All the records that follow need to be reproduced exactly. Omit the images.
>> start EXERCISE MATERIALS
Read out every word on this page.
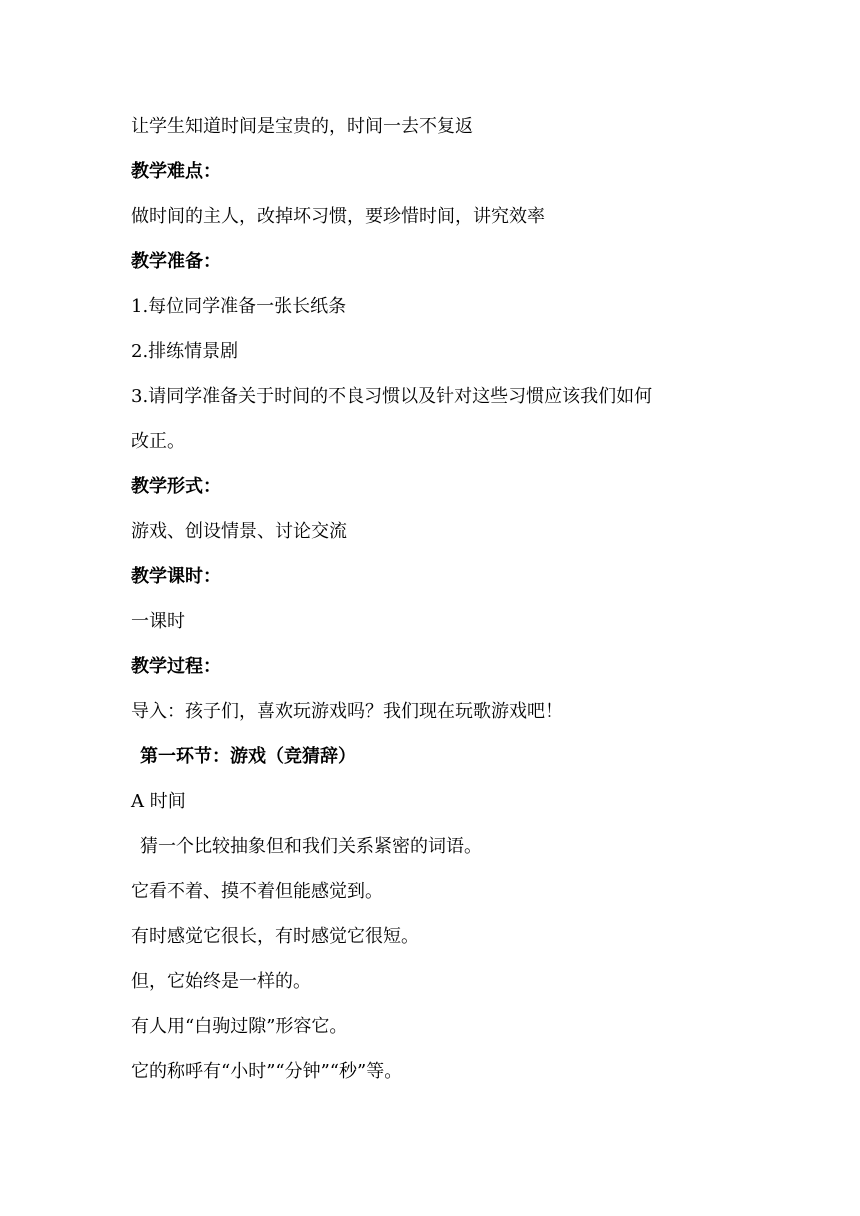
让学生知道时间是宝贵的，时间一去不复返
教学难点：
做时间的主人，改掉坏习惯，要珍惜时间，讲究效率
教学准备：
1.每位同学准备一张长纸条
2.排练情景剧
3.请同学准备关于时间的不良习惯以及针对这些习惯应该我们如何
改正。
教学形式：
游戏、创设情景、讨论交流
教学课时：
一课时
教学过程：
导入：孩子们，喜欢玩游戏吗？我们现在玩歌游戏吧！
第一环节：游戏（竞猜辞）
A 时间
猜一个比较抽象但和我们关系紧密的词语。
它看不着、摸不着但能感觉到。
有时感觉它很长，有时感觉它很短。
但，它始终是一样的。
有人用“白驹过隙”形容它。
它的称呼有“小时”“分钟”“秒”等。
>> end EXERCISE MATERIALS
[RESPONSE TO THIS TASK]
Read out every word on this page.
让学生知道时间是宝贵的，时间一去不复返
教学难点：
做时间的主人，改掉坏习惯，要珍惜时间，讲究效率
教学准备：
1.每位同学准备一张长纸条
2.排练情景剧
3.请同学准备关于时间的不良习惯以及针对这些习惯应该我们如何
改正。
教学形式：
游戏、创设情景、讨论交流
教学课时：
一课时
教学过程：
导入：孩子们，喜欢玩游戏吗？我们现在玩歌游戏吧！
第一环节：游戏（竞猜辞）
A 时间
猜一个比较抽象但和我们关系紧密的词语。
它看不着、摸不着但能感觉到。
有时感觉它很长，有时感觉它很短。
但，它始终是一样的。
有人用“白驹过隙”形容它。
它的称呼有“小时”“分钟”“秒”等。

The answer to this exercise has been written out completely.